We performed two surveys for subjective image quality scores and conveyed them to different people who included beginners and experts in this field for annotation among five levels: terrible, bad, average, good, and excellent. For each image, we collected annotations from 15 people and set the average number as its quality score.

Data generation

As illustrated in Fig. 2, the preprocessed images were regarded as reference images. Then several distortion filters, including noise, blur, and ring artifact, were applied to the reference image to generate the distorted images. The parameter values of the filters were set differently, as shown in Table S7, to create different distortion before adding them to the reference images to produce images at different levels of distortion. For label projection, we used five FR-IQA evaluators, mimicking the human observers, to calculate the difference between a reference image and a distorted image and pass a score for a distorted image. Due to the range of the score from each evaluator varies, we normalized and rescaled them to the same range. Finally, we averaged the produced scores and set it as the generated score.

Score prediction

As shown in Fig. 1, we took the EfficientNet network as the feature extractor and change the last three layers to output a score for each input image. Among the dense layers, we added dropout49 to avoid overfitting. Instead of training the network from scratch, we transferred the weights from the pre-trained model in ImageNet50 to reduce the time of convergence51. The input image size was fixed at 224 × 224 × 3 and the corresponding output was a score with a shape of 1 × 1.

We built the image by pair by picking an original image, generating the distorted images with distortions at different levels. The image with a lower level of distortion was regarded as a better image than the one with a higher level of distortion. Taking advantage of the generated ranking information, the network could order the images by quality. The corresponding rank loss52 function is

$${{{\mathrm{L}}}}\left( {{{{\hat{\mathrm y}}}}_{{{\mathrm{i}}}},{{{\hat{\mathrm y}}}}_{{{\mathrm{j}}}}} \right) = {{{\mathrm{max}}}}\left( {0,{{{\mathrm{m}}}} + {{{\hat{\mathrm y}}}}_{{{\mathrm{i}}}} - {{{\hat{\mathrm y}}}}_{{{\mathrm{j}}}}} \right)$$

where \(\hat y_i - \hat y_j\) are the prediction results of a pair of images; m, set at 6 in our experiment, is a margin to control the minimum distance of the positive image pair.

◇ ◇ ◇

* **PROBLEM TO WORK ON**
Please state the value of the margin m used in the experiment, according to the image quality passage above.

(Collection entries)

◇ ◇ ◇

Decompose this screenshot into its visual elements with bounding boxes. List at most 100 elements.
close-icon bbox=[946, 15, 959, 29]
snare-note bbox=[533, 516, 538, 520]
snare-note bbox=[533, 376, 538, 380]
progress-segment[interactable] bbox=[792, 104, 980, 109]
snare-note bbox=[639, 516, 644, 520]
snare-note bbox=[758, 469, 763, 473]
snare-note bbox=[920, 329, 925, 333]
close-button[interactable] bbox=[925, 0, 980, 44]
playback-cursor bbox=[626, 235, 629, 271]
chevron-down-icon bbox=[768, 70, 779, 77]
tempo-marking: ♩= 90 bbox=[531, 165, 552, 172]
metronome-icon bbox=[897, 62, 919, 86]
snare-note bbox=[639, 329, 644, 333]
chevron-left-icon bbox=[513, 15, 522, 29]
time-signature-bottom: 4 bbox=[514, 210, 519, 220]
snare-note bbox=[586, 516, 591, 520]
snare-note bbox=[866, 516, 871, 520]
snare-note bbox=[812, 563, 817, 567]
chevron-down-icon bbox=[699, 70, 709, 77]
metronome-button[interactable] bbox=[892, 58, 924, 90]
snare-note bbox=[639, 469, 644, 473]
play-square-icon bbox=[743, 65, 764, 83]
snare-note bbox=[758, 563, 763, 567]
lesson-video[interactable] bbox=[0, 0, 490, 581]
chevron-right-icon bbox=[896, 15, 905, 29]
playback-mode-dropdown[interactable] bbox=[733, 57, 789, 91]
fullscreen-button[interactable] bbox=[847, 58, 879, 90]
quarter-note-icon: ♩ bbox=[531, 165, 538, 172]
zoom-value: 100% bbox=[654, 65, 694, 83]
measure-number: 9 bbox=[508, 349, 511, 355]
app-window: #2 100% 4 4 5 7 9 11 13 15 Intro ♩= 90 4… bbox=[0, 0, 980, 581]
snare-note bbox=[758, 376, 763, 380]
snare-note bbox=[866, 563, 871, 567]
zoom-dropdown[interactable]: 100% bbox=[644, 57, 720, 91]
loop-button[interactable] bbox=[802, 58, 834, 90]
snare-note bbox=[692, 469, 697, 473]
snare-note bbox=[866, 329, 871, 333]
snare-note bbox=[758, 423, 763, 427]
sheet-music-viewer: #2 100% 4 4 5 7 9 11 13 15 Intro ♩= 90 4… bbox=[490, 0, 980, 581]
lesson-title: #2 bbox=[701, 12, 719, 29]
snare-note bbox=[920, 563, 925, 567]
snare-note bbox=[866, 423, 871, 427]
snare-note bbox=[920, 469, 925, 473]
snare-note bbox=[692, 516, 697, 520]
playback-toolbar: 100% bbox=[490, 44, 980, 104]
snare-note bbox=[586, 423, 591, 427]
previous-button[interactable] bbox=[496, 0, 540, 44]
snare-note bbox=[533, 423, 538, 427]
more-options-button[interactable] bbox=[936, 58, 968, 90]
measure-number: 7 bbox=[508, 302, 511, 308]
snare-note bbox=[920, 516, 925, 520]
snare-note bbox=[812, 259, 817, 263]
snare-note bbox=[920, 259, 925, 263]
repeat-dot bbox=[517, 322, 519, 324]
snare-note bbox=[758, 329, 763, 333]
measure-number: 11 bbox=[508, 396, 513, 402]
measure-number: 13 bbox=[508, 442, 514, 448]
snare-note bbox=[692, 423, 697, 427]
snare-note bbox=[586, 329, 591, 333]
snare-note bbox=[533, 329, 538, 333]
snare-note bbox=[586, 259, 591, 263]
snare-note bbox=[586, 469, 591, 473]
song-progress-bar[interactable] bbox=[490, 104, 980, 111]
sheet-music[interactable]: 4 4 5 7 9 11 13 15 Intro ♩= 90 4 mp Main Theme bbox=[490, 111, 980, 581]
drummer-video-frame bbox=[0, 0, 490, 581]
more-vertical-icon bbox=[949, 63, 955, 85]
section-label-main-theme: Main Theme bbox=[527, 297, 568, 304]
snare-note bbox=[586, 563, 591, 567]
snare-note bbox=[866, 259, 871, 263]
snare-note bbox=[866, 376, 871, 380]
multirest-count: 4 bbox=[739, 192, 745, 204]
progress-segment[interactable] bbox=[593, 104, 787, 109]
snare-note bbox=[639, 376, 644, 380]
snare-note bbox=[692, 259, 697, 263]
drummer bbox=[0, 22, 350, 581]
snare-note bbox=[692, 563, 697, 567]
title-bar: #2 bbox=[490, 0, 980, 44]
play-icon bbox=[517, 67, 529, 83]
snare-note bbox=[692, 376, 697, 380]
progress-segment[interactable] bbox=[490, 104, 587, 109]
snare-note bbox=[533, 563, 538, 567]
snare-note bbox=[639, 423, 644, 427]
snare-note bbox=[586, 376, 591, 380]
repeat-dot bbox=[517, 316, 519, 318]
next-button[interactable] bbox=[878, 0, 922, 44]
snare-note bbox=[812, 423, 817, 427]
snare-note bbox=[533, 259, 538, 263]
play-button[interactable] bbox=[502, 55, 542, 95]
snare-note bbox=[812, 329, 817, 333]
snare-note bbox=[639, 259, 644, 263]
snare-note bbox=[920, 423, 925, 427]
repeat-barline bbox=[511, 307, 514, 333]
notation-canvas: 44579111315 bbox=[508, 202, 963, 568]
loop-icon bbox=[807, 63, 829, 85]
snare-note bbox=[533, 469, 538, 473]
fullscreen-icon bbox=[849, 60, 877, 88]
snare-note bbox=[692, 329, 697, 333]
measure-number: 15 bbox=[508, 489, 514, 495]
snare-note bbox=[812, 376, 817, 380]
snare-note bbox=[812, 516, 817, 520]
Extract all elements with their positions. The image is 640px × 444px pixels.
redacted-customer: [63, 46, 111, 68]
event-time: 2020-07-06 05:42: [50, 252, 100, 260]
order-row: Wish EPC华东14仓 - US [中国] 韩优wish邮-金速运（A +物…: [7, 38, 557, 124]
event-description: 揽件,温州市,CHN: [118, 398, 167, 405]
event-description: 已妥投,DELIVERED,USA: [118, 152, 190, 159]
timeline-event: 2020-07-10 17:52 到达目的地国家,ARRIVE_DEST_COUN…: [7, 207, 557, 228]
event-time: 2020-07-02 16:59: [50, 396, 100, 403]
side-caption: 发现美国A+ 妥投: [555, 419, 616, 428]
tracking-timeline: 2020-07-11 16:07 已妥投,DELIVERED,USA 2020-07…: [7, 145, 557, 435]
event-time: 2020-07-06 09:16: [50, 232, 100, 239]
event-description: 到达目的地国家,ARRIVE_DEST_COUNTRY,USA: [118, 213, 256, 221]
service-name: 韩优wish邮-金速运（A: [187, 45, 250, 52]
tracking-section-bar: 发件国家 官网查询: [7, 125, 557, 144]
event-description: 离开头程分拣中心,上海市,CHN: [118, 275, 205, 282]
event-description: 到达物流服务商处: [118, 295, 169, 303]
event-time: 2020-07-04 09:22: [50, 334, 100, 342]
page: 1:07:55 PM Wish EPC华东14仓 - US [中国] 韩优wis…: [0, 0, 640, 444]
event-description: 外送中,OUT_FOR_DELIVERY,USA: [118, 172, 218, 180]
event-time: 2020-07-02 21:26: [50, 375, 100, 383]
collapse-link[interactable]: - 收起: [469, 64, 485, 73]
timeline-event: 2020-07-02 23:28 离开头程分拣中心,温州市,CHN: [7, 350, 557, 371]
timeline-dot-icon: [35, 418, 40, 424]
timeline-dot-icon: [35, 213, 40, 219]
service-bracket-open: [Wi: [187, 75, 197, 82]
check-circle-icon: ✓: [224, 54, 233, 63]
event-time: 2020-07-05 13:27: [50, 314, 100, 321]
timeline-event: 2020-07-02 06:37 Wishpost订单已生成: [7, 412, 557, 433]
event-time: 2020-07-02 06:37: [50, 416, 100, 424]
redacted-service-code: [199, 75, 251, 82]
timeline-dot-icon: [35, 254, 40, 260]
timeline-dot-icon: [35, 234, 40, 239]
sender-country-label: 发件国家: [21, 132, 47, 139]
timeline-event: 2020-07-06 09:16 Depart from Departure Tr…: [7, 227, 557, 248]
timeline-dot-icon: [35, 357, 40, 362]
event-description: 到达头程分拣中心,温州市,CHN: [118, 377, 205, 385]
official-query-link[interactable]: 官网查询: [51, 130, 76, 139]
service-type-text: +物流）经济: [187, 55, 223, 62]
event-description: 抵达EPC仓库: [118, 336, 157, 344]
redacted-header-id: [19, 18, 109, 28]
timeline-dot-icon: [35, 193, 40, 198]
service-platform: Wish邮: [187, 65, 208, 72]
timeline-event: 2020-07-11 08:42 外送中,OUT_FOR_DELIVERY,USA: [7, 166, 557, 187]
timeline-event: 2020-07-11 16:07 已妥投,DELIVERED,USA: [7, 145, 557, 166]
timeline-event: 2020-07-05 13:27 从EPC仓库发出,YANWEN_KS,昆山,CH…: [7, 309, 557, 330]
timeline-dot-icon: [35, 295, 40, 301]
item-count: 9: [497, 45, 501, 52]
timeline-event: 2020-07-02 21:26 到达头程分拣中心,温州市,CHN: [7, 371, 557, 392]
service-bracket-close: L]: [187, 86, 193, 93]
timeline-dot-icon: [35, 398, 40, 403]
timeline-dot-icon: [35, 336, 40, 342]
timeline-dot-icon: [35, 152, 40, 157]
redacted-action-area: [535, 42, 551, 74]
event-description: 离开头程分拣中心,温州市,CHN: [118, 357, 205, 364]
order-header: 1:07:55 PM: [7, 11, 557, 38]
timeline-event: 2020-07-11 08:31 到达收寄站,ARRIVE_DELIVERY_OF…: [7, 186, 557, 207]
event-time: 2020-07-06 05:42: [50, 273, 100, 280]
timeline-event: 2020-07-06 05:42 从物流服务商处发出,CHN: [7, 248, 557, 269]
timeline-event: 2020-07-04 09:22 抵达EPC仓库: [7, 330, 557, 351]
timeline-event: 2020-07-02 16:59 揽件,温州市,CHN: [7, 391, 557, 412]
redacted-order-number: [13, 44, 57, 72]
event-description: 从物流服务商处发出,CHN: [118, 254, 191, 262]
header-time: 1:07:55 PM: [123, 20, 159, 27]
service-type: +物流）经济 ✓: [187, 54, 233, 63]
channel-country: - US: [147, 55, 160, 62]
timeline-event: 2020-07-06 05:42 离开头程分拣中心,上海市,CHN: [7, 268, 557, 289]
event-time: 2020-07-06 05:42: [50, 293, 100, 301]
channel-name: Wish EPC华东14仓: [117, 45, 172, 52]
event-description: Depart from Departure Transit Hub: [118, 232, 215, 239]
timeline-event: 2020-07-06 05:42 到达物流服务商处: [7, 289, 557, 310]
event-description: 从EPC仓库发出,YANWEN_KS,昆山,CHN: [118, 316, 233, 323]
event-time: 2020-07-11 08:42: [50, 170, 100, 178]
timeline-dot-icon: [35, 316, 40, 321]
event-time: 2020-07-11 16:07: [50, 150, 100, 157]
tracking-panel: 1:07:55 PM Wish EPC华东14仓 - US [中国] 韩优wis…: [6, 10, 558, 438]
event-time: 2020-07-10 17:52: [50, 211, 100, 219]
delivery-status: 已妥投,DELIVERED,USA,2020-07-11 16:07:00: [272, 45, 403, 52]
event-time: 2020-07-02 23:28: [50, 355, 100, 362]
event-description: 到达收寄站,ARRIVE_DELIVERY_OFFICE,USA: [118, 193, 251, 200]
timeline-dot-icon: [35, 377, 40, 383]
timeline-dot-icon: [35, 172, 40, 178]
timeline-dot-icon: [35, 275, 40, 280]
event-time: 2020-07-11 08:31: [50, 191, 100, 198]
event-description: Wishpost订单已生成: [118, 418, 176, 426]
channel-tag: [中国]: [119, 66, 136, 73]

◇ ◇ ◇

* **EXERCISE SOLUTION**
The margin m was set at 6.